→ **Stated problem**: Copy all of the data below line for line, without changes, and leave out the picture.

→ **Information provided**:
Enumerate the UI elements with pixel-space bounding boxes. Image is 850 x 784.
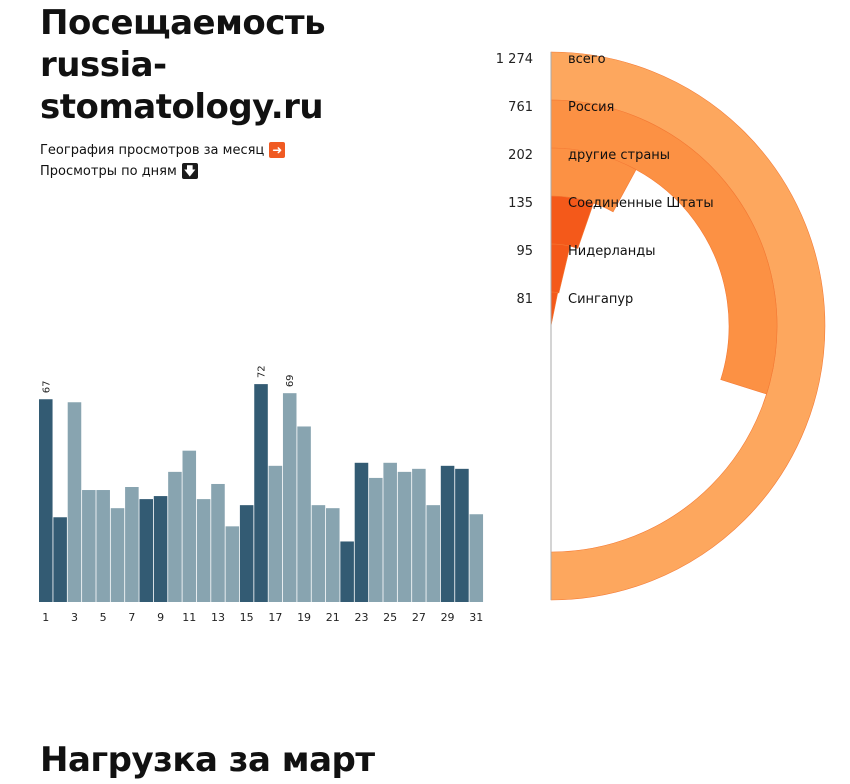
bar-day-8[interactable]: [139, 499, 153, 602]
bar-day-27[interactable]: [412, 468, 426, 602]
x-tick-label: 1: [42, 611, 49, 624]
x-tick-label: 25: [383, 611, 397, 624]
geo-label: Сингапур: [568, 292, 633, 307]
bar-day-26[interactable]: [397, 471, 412, 602]
x-tick-label: 29: [441, 611, 455, 624]
bar-day-11[interactable]: [182, 450, 197, 602]
by-days-link-label: Просмотры по дням: [40, 163, 177, 179]
x-tick-label: 7: [128, 611, 135, 624]
by-days-link[interactable]: Просмотры по дням 🡇: [40, 163, 198, 179]
bar-day-3[interactable]: [67, 402, 82, 602]
bar-day-18[interactable]: [282, 393, 297, 602]
bar-day-20[interactable]: [311, 505, 326, 602]
bar-data-label: 72: [257, 365, 268, 378]
bar-day-13[interactable]: [211, 483, 225, 602]
x-tick-label: 11: [182, 611, 196, 624]
geo-value: 135: [508, 196, 533, 211]
bar-day-6[interactable]: [110, 508, 125, 602]
bar-day-14[interactable]: [225, 526, 240, 602]
bar-day-10[interactable]: [168, 471, 182, 602]
x-tick-label: 9: [157, 611, 164, 624]
bar-day-25[interactable]: [383, 462, 397, 602]
x-tick-label: 15: [240, 611, 254, 624]
bar-day-2[interactable]: [53, 517, 67, 602]
geo-arc[interactable]: [550, 99, 778, 395]
bar-day-17[interactable]: [268, 465, 283, 602]
bar-day-7[interactable]: [125, 487, 139, 602]
bar-day-19[interactable]: [297, 426, 311, 602]
arrow-down-icon: 🡇: [181, 163, 198, 179]
bar-day-22[interactable]: [340, 541, 354, 602]
bar-day-30[interactable]: [455, 468, 469, 602]
x-tick-label: 31: [469, 611, 483, 624]
geo-label: другие страны: [568, 148, 670, 163]
geo-label: всего: [568, 52, 606, 67]
geography-link[interactable]: География просмотров за месяц ➜: [40, 142, 286, 158]
arrow-right-icon: ➜: [269, 142, 286, 158]
bar-day-24[interactable]: [369, 477, 383, 602]
geo-arc[interactable]: [550, 291, 559, 327]
geo-value: 1 274: [496, 52, 533, 67]
x-tick-label: 19: [297, 611, 311, 624]
x-tick-label: 21: [326, 611, 340, 624]
geo-value: 81: [516, 292, 533, 307]
geo-label: Соединенные Штаты: [568, 196, 714, 211]
x-tick-label: 3: [71, 611, 78, 624]
x-tick-label: 23: [354, 611, 368, 624]
bar-day-23[interactable]: [354, 462, 369, 602]
bar-day-15[interactable]: [239, 505, 254, 602]
bar-day-9[interactable]: [153, 496, 168, 602]
bar-data-label: 69: [285, 374, 296, 387]
bar-day-5[interactable]: [96, 490, 110, 602]
page-title: Посещаемость russia-stomatology.ru: [40, 3, 326, 127]
bar-day-4[interactable]: [82, 490, 96, 602]
geo-value: 761: [508, 100, 533, 115]
geo-label: Россия: [568, 100, 614, 115]
bar-day-16[interactable]: [254, 384, 268, 602]
section-title: Нагрузка за март: [40, 740, 375, 780]
geography-link-label: География просмотров за месяц: [40, 142, 265, 158]
geo-value: 95: [516, 244, 533, 259]
bar-day-12[interactable]: [196, 499, 211, 602]
bar-day-21[interactable]: [326, 508, 340, 602]
geo-label: Нидерланды: [568, 244, 656, 259]
bar-day-29[interactable]: [440, 465, 455, 602]
x-tick-label: 13: [211, 611, 225, 624]
bar-day-1[interactable]: [39, 399, 53, 602]
geo-value: 202: [508, 148, 533, 163]
bar-day-31[interactable]: [469, 514, 484, 602]
x-tick-label: 27: [412, 611, 426, 624]
bar-day-28[interactable]: [426, 505, 440, 602]
x-tick-label: 5: [100, 611, 107, 624]
x-tick-label: 17: [268, 611, 282, 624]
bar-data-label: 67: [41, 381, 52, 394]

→ **Answer in full**:
Enumerate the UI elements with pixel-space bounding boxes. Image is 850 x 784.
bar-day-8[interactable]: [139, 499, 153, 602]
bar-day-27[interactable]: [412, 468, 426, 602]
x-tick-label: 1: [42, 611, 49, 624]
x-tick-label: 25: [383, 611, 397, 624]
geo-label: Сингапур: [568, 292, 633, 307]
bar-day-26[interactable]: [397, 471, 412, 602]
x-tick-label: 29: [441, 611, 455, 624]
bar-day-11[interactable]: [182, 450, 197, 602]
by-days-link-label: Просмотры по дням: [40, 163, 177, 179]
x-tick-label: 7: [128, 611, 135, 624]
by-days-link[interactable]: Просмотры по дням 🡇: [40, 163, 198, 179]
bar-day-3[interactable]: [67, 402, 82, 602]
bar-day-18[interactable]: [282, 393, 297, 602]
bar-day-20[interactable]: [311, 505, 326, 602]
bar-data-label: 72: [257, 365, 268, 378]
bar-day-13[interactable]: [211, 483, 225, 602]
x-tick-label: 11: [182, 611, 196, 624]
geo-value: 135: [508, 196, 533, 211]
bar-day-6[interactable]: [110, 508, 125, 602]
bar-day-14[interactable]: [225, 526, 240, 602]
bar-day-10[interactable]: [168, 471, 182, 602]
x-tick-label: 9: [157, 611, 164, 624]
bar-day-25[interactable]: [383, 462, 397, 602]
x-tick-label: 15: [240, 611, 254, 624]
bar-day-2[interactable]: [53, 517, 67, 602]
geo-arc[interactable]: [550, 99, 778, 395]
bar-day-17[interactable]: [268, 465, 283, 602]
bar-day-7[interactable]: [125, 487, 139, 602]
bar-day-19[interactable]: [297, 426, 311, 602]
arrow-down-icon: 🡇: [181, 163, 198, 179]
bar-day-22[interactable]: [340, 541, 354, 602]
bar-day-30[interactable]: [455, 468, 469, 602]
x-tick-label: 31: [469, 611, 483, 624]
geo-label: другие страны: [568, 148, 670, 163]
geo-label: всего: [568, 52, 606, 67]
geography-link[interactable]: География просмотров за месяц ➜: [40, 142, 286, 158]
arrow-right-icon: ➜: [269, 142, 286, 158]
bar-day-24[interactable]: [369, 477, 383, 602]
geo-arc[interactable]: [550, 291, 559, 327]
geo-value: 1 274: [496, 52, 533, 67]
x-tick-label: 19: [297, 611, 311, 624]
x-tick-label: 21: [326, 611, 340, 624]
geo-value: 81: [516, 292, 533, 307]
geo-label: Соединенные Штаты: [568, 196, 714, 211]
x-tick-label: 3: [71, 611, 78, 624]
x-tick-label: 23: [354, 611, 368, 624]
bar-day-23[interactable]: [354, 462, 369, 602]
bar-day-15[interactable]: [239, 505, 254, 602]
bar-day-9[interactable]: [153, 496, 168, 602]
bar-data-label: 69: [285, 374, 296, 387]
bar-day-5[interactable]: [96, 490, 110, 602]
page-title: Посещаемость russia-stomatology.ru: [40, 3, 326, 127]
bar-day-4[interactable]: [82, 490, 96, 602]
geo-value: 761: [508, 100, 533, 115]
geo-label: Россия: [568, 100, 614, 115]
bar-day-16[interactable]: [254, 384, 268, 602]
section-title: Нагрузка за март: [40, 740, 375, 780]
geography-link-label: География просмотров за месяц: [40, 142, 265, 158]
geo-value: 95: [516, 244, 533, 259]
bar-day-12[interactable]: [196, 499, 211, 602]
bar-day-21[interactable]: [326, 508, 340, 602]
geo-label: Нидерланды: [568, 244, 656, 259]
bar-day-29[interactable]: [440, 465, 455, 602]
x-tick-label: 13: [211, 611, 225, 624]
bar-day-1[interactable]: [39, 399, 53, 602]
geo-value: 202: [508, 148, 533, 163]
bar-day-31[interactable]: [469, 514, 484, 602]
x-tick-label: 27: [412, 611, 426, 624]
bar-day-28[interactable]: [426, 505, 440, 602]
x-tick-label: 5: [100, 611, 107, 624]
x-tick-label: 17: [268, 611, 282, 624]
bar-data-label: 67: [41, 381, 52, 394]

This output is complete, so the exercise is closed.